start

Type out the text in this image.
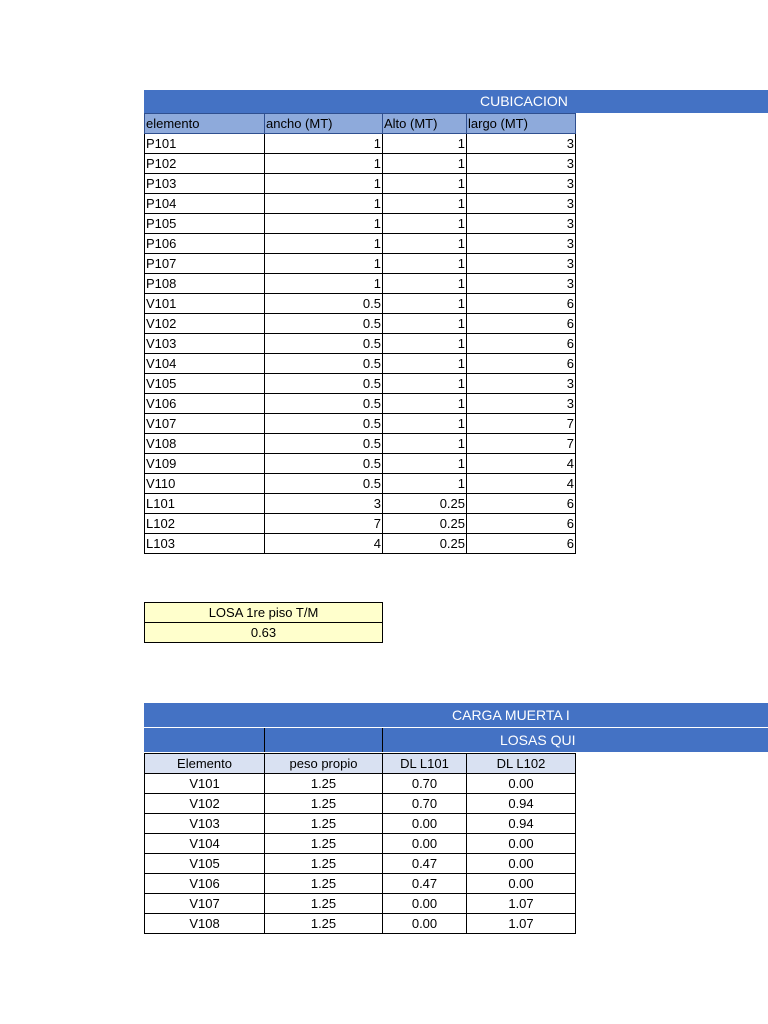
CUBICACION
elemento	ancho (MT)	Alto (MT)	largo (MT)
P101	1	1	3
P102	1	1	3
P103	1	1	3
P104	1	1	3
P105	1	1	3
P106	1	1	3
P107	1	1	3
P108	1	1	3
V101	0.5	1	6
V102	0.5	1	6
V103	0.5	1	6
V104	0.5	1	6
V105	0.5	1	3
V106	0.5	1	3
V107	0.5	1	7
V108	0.5	1	7
V109	0.5	1	4
V110	0.5	1	4
L101	3	0.25	6
L102	7	0.25	6
L103	4	0.25	6
LOSA 1re piso T/M
0.63
CARGA MUERTA I
LOSAS QUI
Elemento	peso propio	DL L101	DL L102
V101	1.25	0.70	0.00
V102	1.25	0.70	0.94
V103	1.25	0.00	0.94
V104	1.25	0.00	0.00
V105	1.25	0.47	0.00
V106	1.25	0.47	0.00
V107	1.25	0.00	1.07
V108	1.25	0.00	1.07
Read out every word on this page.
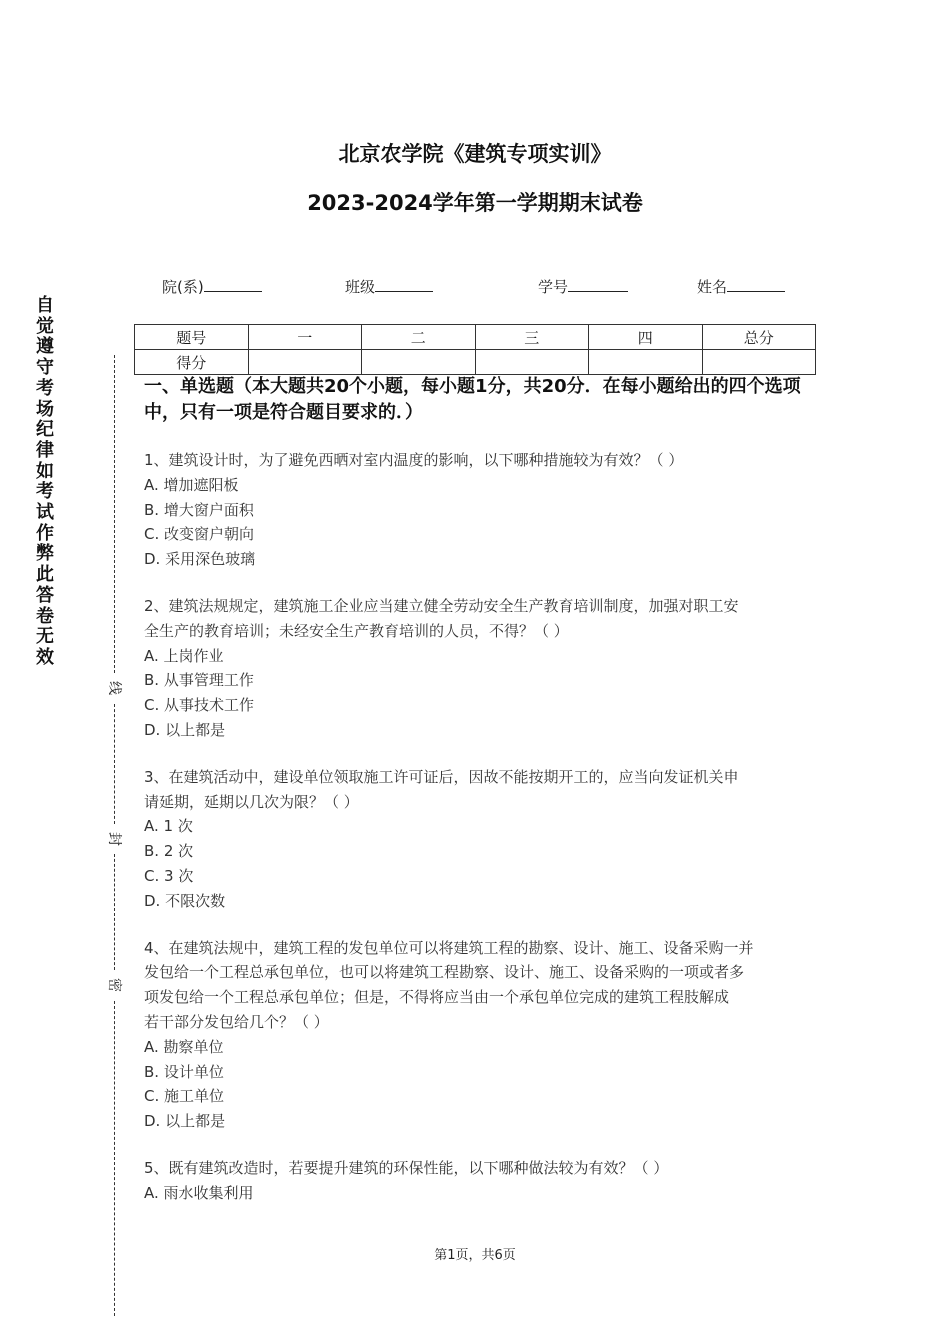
北京农学院《建筑专项实训》
2023-2024学年第一学期期末试卷
院(系)	班级	学号	姓名
题号	一	二	三	四	总分
得分					
自觉遵守考场纪律如考试作弊此答卷无效
线
封
密
一、单选题（本大题共20个小题，每小题1分，共20分．在每小题给出的四个选项中，只有一项是符合题目要求的．）
1、建筑设计时，为了避免西晒对室内温度的影响，以下哪种措施较为有效？（ ）
A. 增加遮阳板
B. 增大窗户面积
C. 改变窗户朝向
D. 采用深色玻璃
2、建筑法规规定，建筑施工企业应当建立健全劳动安全生产教育培训制度，加强对职工安
全生产的教育培训；未经安全生产教育培训的人员，不得？（ ）
A. 上岗作业
B. 从事管理工作
C. 从事技术工作
D. 以上都是
3、在建筑活动中，建设单位领取施工许可证后，因故不能按期开工的，应当向发证机关申
请延期，延期以几次为限？（ ）
A. 1 次
B. 2 次
C. 3 次
D. 不限次数
4、在建筑法规中，建筑工程的发包单位可以将建筑工程的勘察、设计、施工、设备采购一并
发包给一个工程总承包单位，也可以将建筑工程勘察、设计、施工、设备采购的一项或者多
项发包给一个工程总承包单位；但是，不得将应当由一个承包单位完成的建筑工程肢解成
若干部分发包给几个？（ ）
A. 勘察单位
B. 设计单位
C. 施工单位
D. 以上都是
5、既有建筑改造时，若要提升建筑的环保性能，以下哪种做法较为有效？（ ）
A. 雨水收集利用
第1页，共6页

end

EXERCISE | Pictures are to be left out; all else in the entries above is to be quoted exactly.

RESULT FOR THIS TASK |
Type out the text in this image.
CUBICACION
elemento	ancho (MT)	Alto (MT)	largo (MT)
P101	1	1	3
P102	1	1	3
P103	1	1	3
P104	1	1	3
P105	1	1	3
P106	1	1	3
P107	1	1	3
P108	1	1	3
V101	0.5	1	6
V102	0.5	1	6
V103	0.5	1	6
V104	0.5	1	6
V105	0.5	1	3
V106	0.5	1	3
V107	0.5	1	7
V108	0.5	1	7
V109	0.5	1	4
V110	0.5	1	4
L101	3	0.25	6
L102	7	0.25	6
L103	4	0.25	6
LOSA 1re piso T/M
0.63
CARGA MUERTA I
LOSAS QUI
Elemento	peso propio	DL L101	DL L102
V101	1.25	0.70	0.00
V102	1.25	0.70	0.94
V103	1.25	0.00	0.94
V104	1.25	0.00	0.00
V105	1.25	0.47	0.00
V106	1.25	0.47	0.00
V107	1.25	0.00	1.07
V108	1.25	0.00	1.07
Read out every word on this page.
北京农学院《建筑专项实训》
2023-2024学年第一学期期末试卷
院(系)	班级	学号	姓名
题号	一	二	三	四	总分
得分					
自觉遵守考场纪律如考试作弊此答卷无效
线
封
密
一、单选题（本大题共20个小题，每小题1分，共20分．在每小题给出的四个选项中，只有一项是符合题目要求的．）
1、建筑设计时，为了避免西晒对室内温度的影响，以下哪种措施较为有效？（ ）
A. 增加遮阳板
B. 增大窗户面积
C. 改变窗户朝向
D. 采用深色玻璃
2、建筑法规规定，建筑施工企业应当建立健全劳动安全生产教育培训制度，加强对职工安
全生产的教育培训；未经安全生产教育培训的人员，不得？（ ）
A. 上岗作业
B. 从事管理工作
C. 从事技术工作
D. 以上都是
3、在建筑活动中，建设单位领取施工许可证后，因故不能按期开工的，应当向发证机关申
请延期，延期以几次为限？（ ）
A. 1 次
B. 2 次
C. 3 次
D. 不限次数
4、在建筑法规中，建筑工程的发包单位可以将建筑工程的勘察、设计、施工、设备采购一并
发包给一个工程总承包单位，也可以将建筑工程勘察、设计、施工、设备采购的一项或者多
项发包给一个工程总承包单位；但是，不得将应当由一个承包单位完成的建筑工程肢解成
若干部分发包给几个？（ ）
A. 勘察单位
B. 设计单位
C. 施工单位
D. 以上都是
5、既有建筑改造时，若要提升建筑的环保性能，以下哪种做法较为有效？（ ）
A. 雨水收集利用
第1页，共6页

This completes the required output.